YOUR INSTRUCTIONS: Reproduce each of the records below verbatim, preserving every line in its original order.

EXERCISE INPUT:
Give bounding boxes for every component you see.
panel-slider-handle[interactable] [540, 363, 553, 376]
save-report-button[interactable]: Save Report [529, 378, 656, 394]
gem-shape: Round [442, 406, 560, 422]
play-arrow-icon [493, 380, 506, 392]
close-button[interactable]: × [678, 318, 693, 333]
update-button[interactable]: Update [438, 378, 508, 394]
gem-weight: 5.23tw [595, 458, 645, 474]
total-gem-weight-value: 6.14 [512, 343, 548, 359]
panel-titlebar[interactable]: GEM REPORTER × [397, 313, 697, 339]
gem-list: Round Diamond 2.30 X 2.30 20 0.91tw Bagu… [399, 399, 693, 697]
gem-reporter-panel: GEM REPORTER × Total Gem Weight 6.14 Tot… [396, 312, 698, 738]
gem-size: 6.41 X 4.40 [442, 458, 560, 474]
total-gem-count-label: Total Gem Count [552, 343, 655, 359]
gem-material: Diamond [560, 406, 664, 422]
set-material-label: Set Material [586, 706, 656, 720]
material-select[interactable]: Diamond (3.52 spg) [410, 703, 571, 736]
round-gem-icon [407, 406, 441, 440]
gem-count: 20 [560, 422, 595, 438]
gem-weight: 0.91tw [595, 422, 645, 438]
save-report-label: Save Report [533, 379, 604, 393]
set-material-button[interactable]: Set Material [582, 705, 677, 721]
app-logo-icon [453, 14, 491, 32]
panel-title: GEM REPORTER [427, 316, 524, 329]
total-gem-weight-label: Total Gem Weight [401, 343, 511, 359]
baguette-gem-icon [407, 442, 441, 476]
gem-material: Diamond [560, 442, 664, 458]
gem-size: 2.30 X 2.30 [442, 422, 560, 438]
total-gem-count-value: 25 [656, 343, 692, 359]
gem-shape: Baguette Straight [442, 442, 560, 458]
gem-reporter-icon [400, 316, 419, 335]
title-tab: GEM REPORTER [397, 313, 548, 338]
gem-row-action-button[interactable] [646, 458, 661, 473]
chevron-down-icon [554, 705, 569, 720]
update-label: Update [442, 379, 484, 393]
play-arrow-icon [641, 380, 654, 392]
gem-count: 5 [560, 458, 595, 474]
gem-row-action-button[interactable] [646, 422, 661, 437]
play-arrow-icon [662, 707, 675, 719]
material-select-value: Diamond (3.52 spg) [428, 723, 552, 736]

SOLUTION FOR THIS EXERCISE:
Give bounding boxes for every component you see.
panel-slider-handle[interactable] [540, 363, 553, 376]
save-report-button[interactable]: Save Report [529, 378, 656, 394]
gem-shape: Round [442, 406, 560, 422]
play-arrow-icon [493, 380, 506, 392]
close-button[interactable]: × [678, 318, 693, 333]
update-button[interactable]: Update [438, 378, 508, 394]
gem-weight: 5.23tw [595, 458, 645, 474]
total-gem-weight-value: 6.14 [512, 343, 548, 359]
panel-titlebar[interactable]: GEM REPORTER × [397, 313, 697, 339]
gem-list: Round Diamond 2.30 X 2.30 20 0.91tw Bagu… [399, 399, 693, 697]
gem-reporter-panel: GEM REPORTER × Total Gem Weight 6.14 Tot… [396, 312, 698, 738]
gem-size: 6.41 X 4.40 [442, 458, 560, 474]
total-gem-count-label: Total Gem Count [552, 343, 655, 359]
gem-material: Diamond [560, 406, 664, 422]
set-material-label: Set Material [586, 706, 656, 720]
material-select[interactable]: Diamond (3.52 spg) [410, 703, 571, 736]
round-gem-icon [407, 406, 441, 440]
gem-count: 20 [560, 422, 595, 438]
gem-weight: 0.91tw [595, 422, 645, 438]
save-report-label: Save Report [533, 379, 604, 393]
set-material-button[interactable]: Set Material [582, 705, 677, 721]
app-logo-icon [453, 14, 491, 32]
panel-title: GEM REPORTER [427, 316, 524, 329]
total-gem-weight-label: Total Gem Weight [401, 343, 511, 359]
baguette-gem-icon [407, 442, 441, 476]
gem-material: Diamond [560, 442, 664, 458]
gem-size: 2.30 X 2.30 [442, 422, 560, 438]
total-gem-count-value: 25 [656, 343, 692, 359]
gem-shape: Baguette Straight [442, 442, 560, 458]
gem-reporter-icon [400, 316, 419, 335]
title-tab: GEM REPORTER [397, 313, 548, 338]
gem-row-action-button[interactable] [646, 458, 661, 473]
chevron-down-icon [554, 705, 569, 720]
update-label: Update [442, 379, 484, 393]
play-arrow-icon [641, 380, 654, 392]
gem-count: 5 [560, 458, 595, 474]
gem-row-action-button[interactable] [646, 422, 661, 437]
play-arrow-icon [662, 707, 675, 719]
material-select-value: Diamond (3.52 spg) [428, 723, 552, 736]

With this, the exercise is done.